====== RECORD EXTRACTS

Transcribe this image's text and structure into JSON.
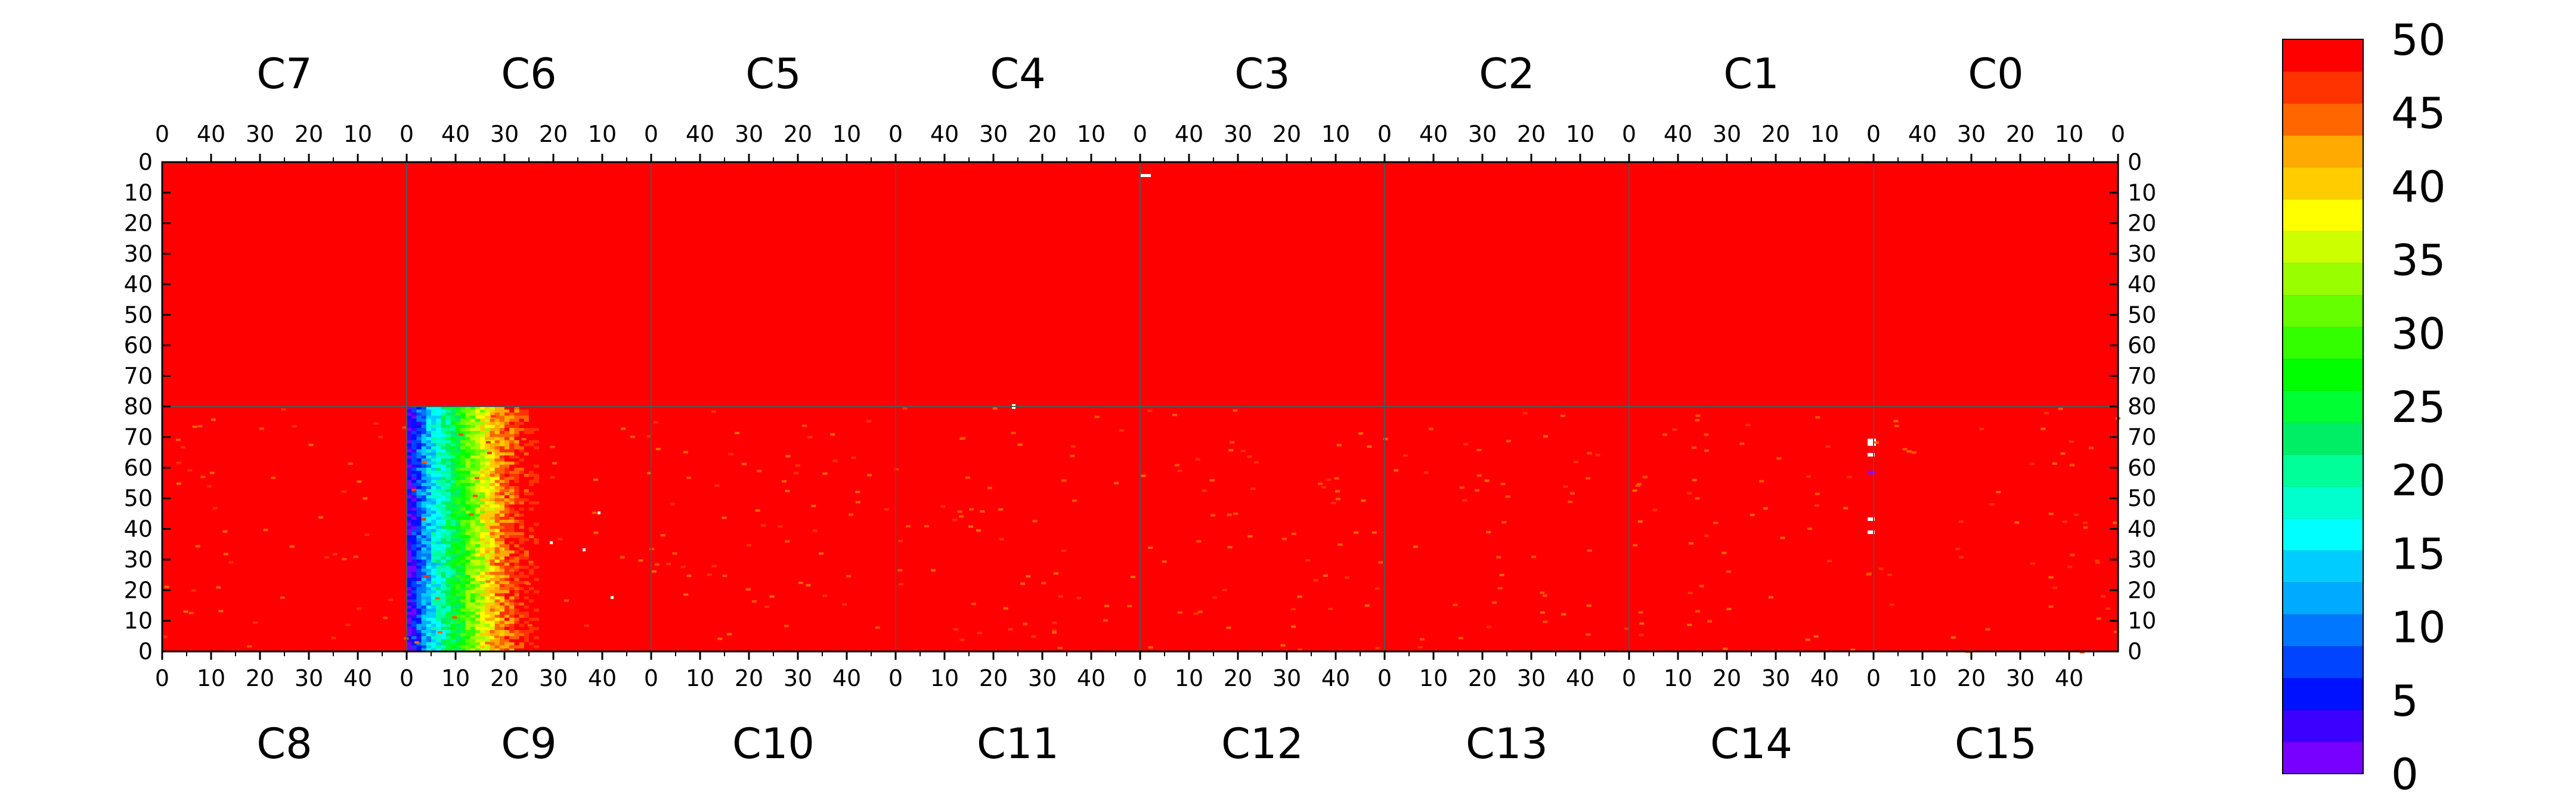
{
  "chart_data": {
    "type": "heatmap",
    "title": "",
    "xlabel": "",
    "ylabel": "",
    "top_panels": [
      "C7",
      "C6",
      "C5",
      "C4",
      "C3",
      "C2",
      "C1",
      "C0"
    ],
    "bottom_panels": [
      "C8",
      "C9",
      "C10",
      "C11",
      "C12",
      "C13",
      "C14",
      "C15"
    ],
    "top_x_ticks": [
      "40",
      "30",
      "20",
      "10",
      "0"
    ],
    "bottom_x_ticks": [
      "0",
      "10",
      "20",
      "30",
      "40"
    ],
    "top_x_ticks_last": "0",
    "top_x_range": [
      0,
      50
    ],
    "bottom_x_range": [
      0,
      50
    ],
    "top_y_ticks": [
      "0",
      "10",
      "20",
      "30",
      "40",
      "50",
      "60",
      "70",
      "80"
    ],
    "bottom_y_ticks": [
      "80",
      "70",
      "60",
      "50",
      "40",
      "30",
      "20",
      "10",
      "0"
    ],
    "top_y_range": [
      0,
      80
    ],
    "bottom_y_range": [
      0,
      80
    ],
    "y_direction": "top half increases downward from 0 to 80; bottom half increases upward from 0 to 80",
    "x_direction": "top panels increase leftward from 0; bottom panels increase rightward from 0",
    "color_scale": {
      "min": 0,
      "max": 50,
      "ticks": [
        "0",
        "5",
        "10",
        "15",
        "20",
        "25",
        "30",
        "35",
        "40",
        "45",
        "50"
      ],
      "colors": [
        "#7700ff",
        "#3c00ff",
        "#0011ff",
        "#0044ff",
        "#0077ff",
        "#00aaff",
        "#00ccff",
        "#00ffff",
        "#00ffcc",
        "#00ff99",
        "#00ee66",
        "#00ff33",
        "#00ff00",
        "#33ff00",
        "#66ff00",
        "#99ff00",
        "#ccff00",
        "#ffff00",
        "#ffcc00",
        "#ffaa00",
        "#ff6600",
        "#ff3300",
        "#ff0000"
      ]
    },
    "background_value": 50,
    "regions": [
      {
        "panel": "C9",
        "description": "gradient from low values near x=0 rising to 50 by x≈25",
        "x_range": [
          0,
          25
        ],
        "y_range": [
          0,
          80
        ],
        "value_profile": [
          [
            0,
            2
          ],
          [
            2,
            8
          ],
          [
            4,
            14
          ],
          [
            6,
            18
          ],
          [
            8,
            22
          ],
          [
            10,
            26
          ],
          [
            12,
            30
          ],
          [
            14,
            34
          ],
          [
            16,
            38
          ],
          [
            18,
            42
          ],
          [
            20,
            45
          ],
          [
            22,
            47
          ],
          [
            24,
            49
          ],
          [
            26,
            50
          ]
        ]
      }
    ],
    "colors": {
      "background": "#ff0000",
      "axis": "#000000",
      "divider": "#555555",
      "outlier": "#ffffff"
    }
  }
}
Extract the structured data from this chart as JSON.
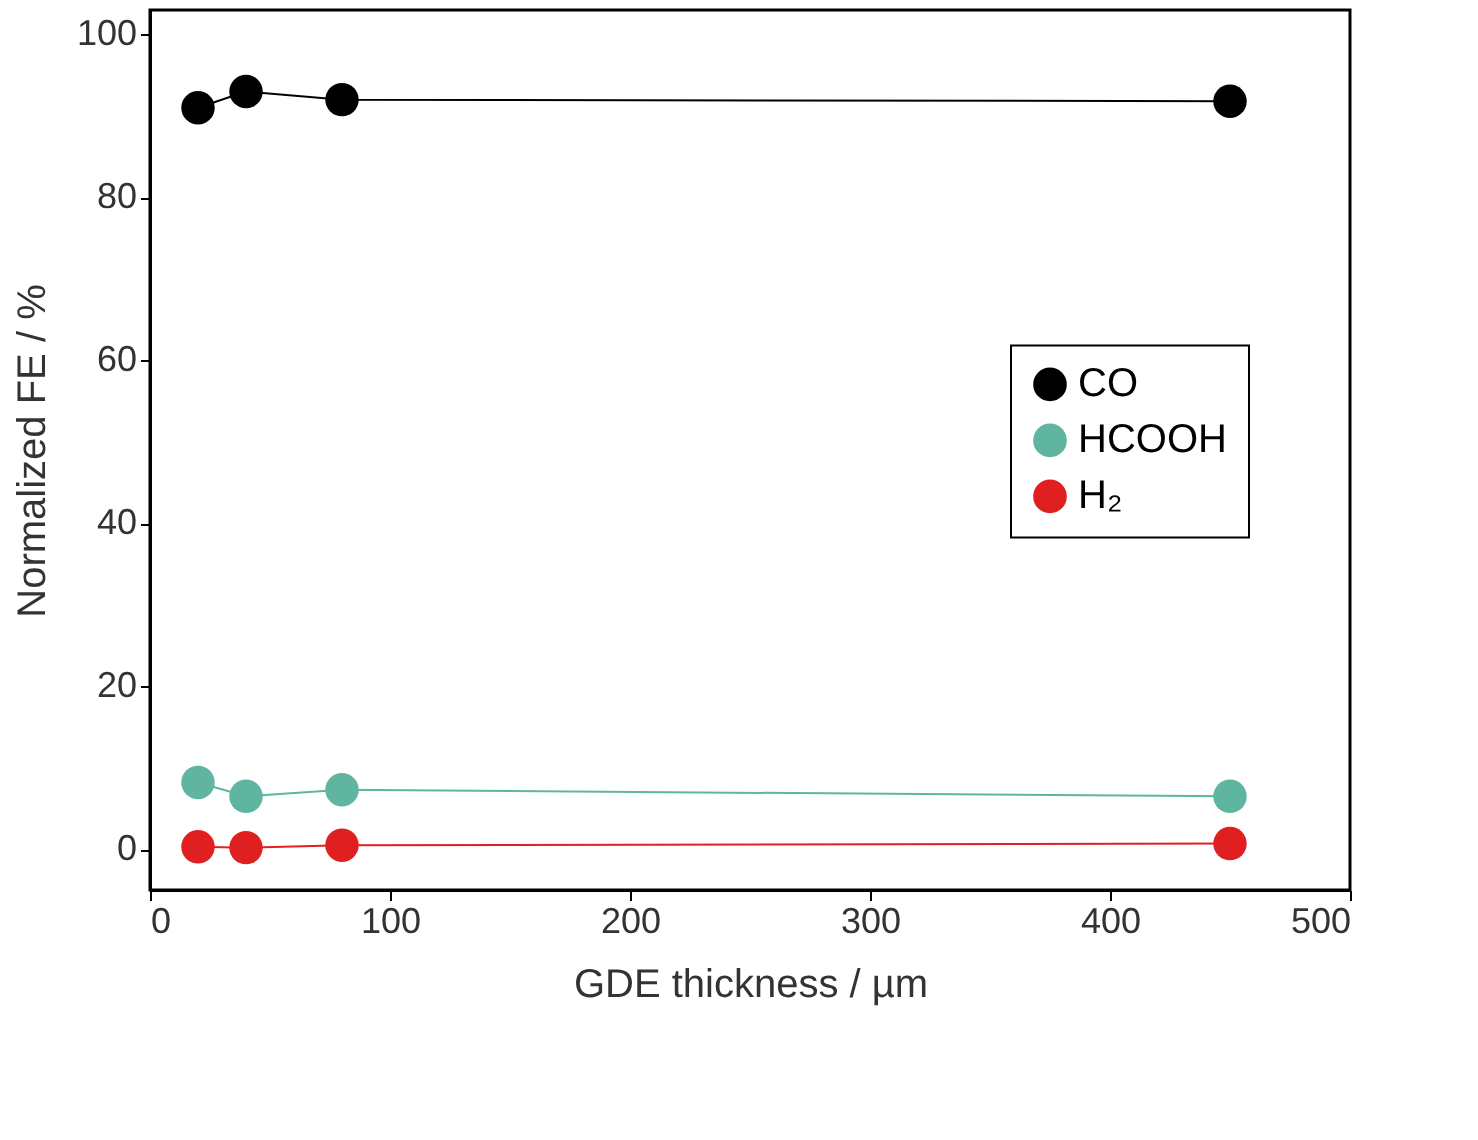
{
  "chart_data": {
    "type": "line",
    "xlabel": "GDE thickness / µm",
    "ylabel": "Normalized FE / %",
    "x": [
      20,
      40,
      80,
      450
    ],
    "series": [
      {
        "name": "CO",
        "color": "#000000",
        "values": [
          91,
          93,
          92,
          91.8
        ]
      },
      {
        "name": "HCOOH",
        "color": "#5fb5a0",
        "values": [
          8.2,
          6.5,
          7.3,
          6.5
        ]
      },
      {
        "name": "H₂",
        "color": "#e02020",
        "values": [
          0.3,
          0.2,
          0.5,
          0.7
        ]
      }
    ],
    "xlim": [
      0,
      500
    ],
    "xticks": [
      0,
      100,
      200,
      300,
      400,
      500
    ],
    "ylim": [
      -5,
      103
    ],
    "yticks": [
      0,
      20,
      40,
      60,
      80,
      100
    ],
    "marker": "circle",
    "line_style": "solid",
    "legend": "right",
    "grid": false
  }
}
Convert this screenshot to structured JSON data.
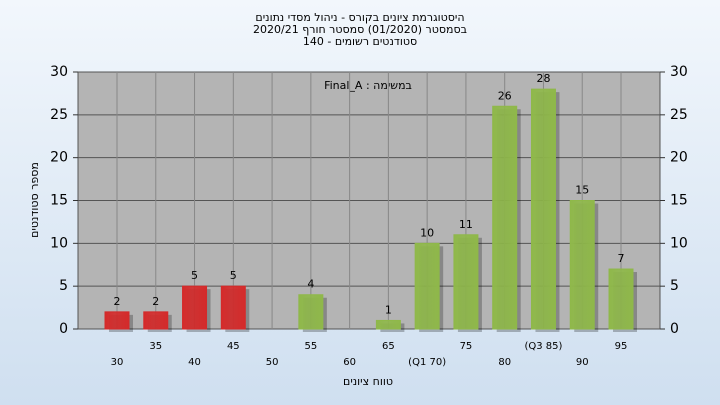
{
  "chart_data": {
    "type": "bar",
    "title": [
      "היסטוגרמת ציונים בקורס - ניהול מסדי נתונים",
      "בסמסטר (01/2020)  סמסטר חורף 2020/21",
      "סטודנטים רשומים - 140"
    ],
    "annotation": "במשימה : Final_A",
    "y_label": "מספר סטודנטים",
    "x_label": "טווח ציונים",
    "categories": [
      "30",
      "35",
      "40",
      "45",
      "50",
      "55",
      "60",
      "65",
      "(Q1 70)",
      "75",
      "80",
      "(Q3 85)",
      "90",
      "95"
    ],
    "values": [
      2,
      2,
      5,
      5,
      null,
      4,
      null,
      1,
      10,
      11,
      26,
      28,
      15,
      7
    ],
    "colors": [
      "#d42a2a",
      "#d42a2a",
      "#d42a2a",
      "#d42a2a",
      "#d42a2a",
      "#8fb84a",
      "#8fb84a",
      "#8fb84a",
      "#8fb84a",
      "#8fb84a",
      "#8fb84a",
      "#8fb84a",
      "#8fb84a",
      "#8fb84a"
    ],
    "ylim": [
      0,
      30
    ],
    "yticks": [
      0,
      5,
      10,
      15,
      20,
      25,
      30
    ],
    "grid": true
  }
}
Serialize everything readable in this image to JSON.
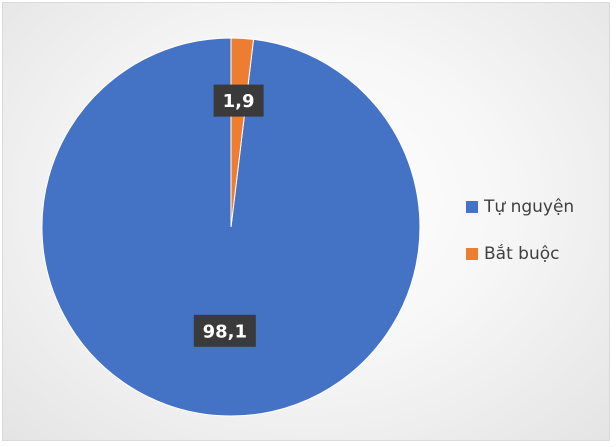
{
  "chart_data": {
    "type": "pie",
    "title": "",
    "categories": [
      "Tự nguyện",
      "Bắt buộc"
    ],
    "values": [
      98.1,
      1.9
    ],
    "data_labels": [
      "98,1",
      "1,9"
    ],
    "colors": [
      "#4472C4",
      "#ED7D31"
    ],
    "legend_position": "right",
    "start_angle_deg": 0,
    "direction": "counterclockwise"
  },
  "legend": {
    "items": [
      {
        "label": "Tự nguyện",
        "color": "#4472C4"
      },
      {
        "label": "Bắt buộc",
        "color": "#ED7D31"
      }
    ]
  }
}
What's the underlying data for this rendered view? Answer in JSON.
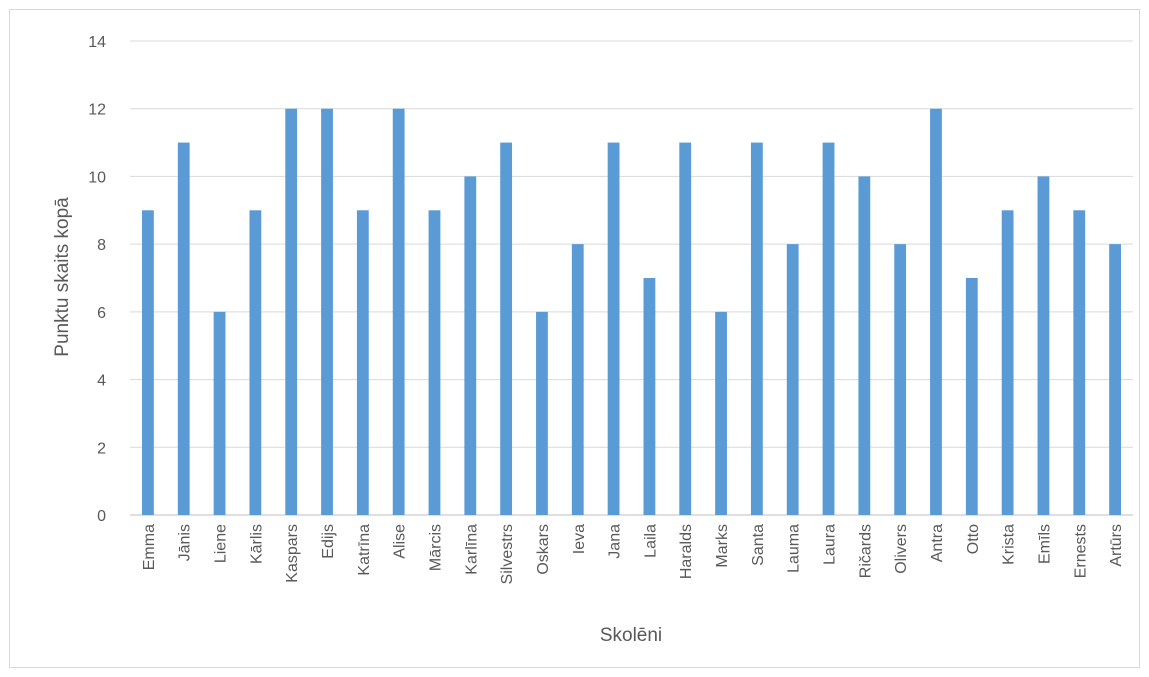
{
  "chart_data": {
    "type": "bar",
    "xlabel": "Skolēni",
    "ylabel": "Punktu skaits kopā",
    "ylim": [
      0,
      14
    ],
    "yticks": [
      "0",
      "2",
      "4",
      "6",
      "8",
      "10",
      "12",
      "14"
    ],
    "grid": true,
    "legend": "none",
    "bar_color": "#5b9bd5",
    "categories": [
      "Emma",
      "Jānis",
      "Liene",
      "Kārlis",
      "Kaspars",
      "Edijs",
      "Katrīna",
      "Alise",
      "Mārcis",
      "Karlīna",
      "Silvestrs",
      "Oskars",
      "Ieva",
      "Jana",
      "Laila",
      "Haralds",
      "Marks",
      "Santa",
      "Lauma",
      "Laura",
      "Ričards",
      "Olivers",
      "Antra",
      "Otto",
      "Krista",
      "Emīls",
      "Ernests",
      "Artūrs"
    ],
    "values": [
      9,
      11,
      6,
      9,
      12,
      12,
      9,
      12,
      9,
      10,
      11,
      6,
      8,
      11,
      7,
      11,
      6,
      11,
      8,
      11,
      10,
      8,
      12,
      7,
      9,
      10,
      9,
      8
    ]
  }
}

============

▸ SHORT TASK: Collect the complete line wherever the string "JSON" appears in the records.

▸ TASK RESPONSE:
Transcribe this image's text and structure into JSON.
Extract the structured data from this chart as JSON.
Convert this screenshot to structured JSON data.
Serialize everything readable in this image to JSON.
What's the underlying data for this rendered view? Answer in JSON.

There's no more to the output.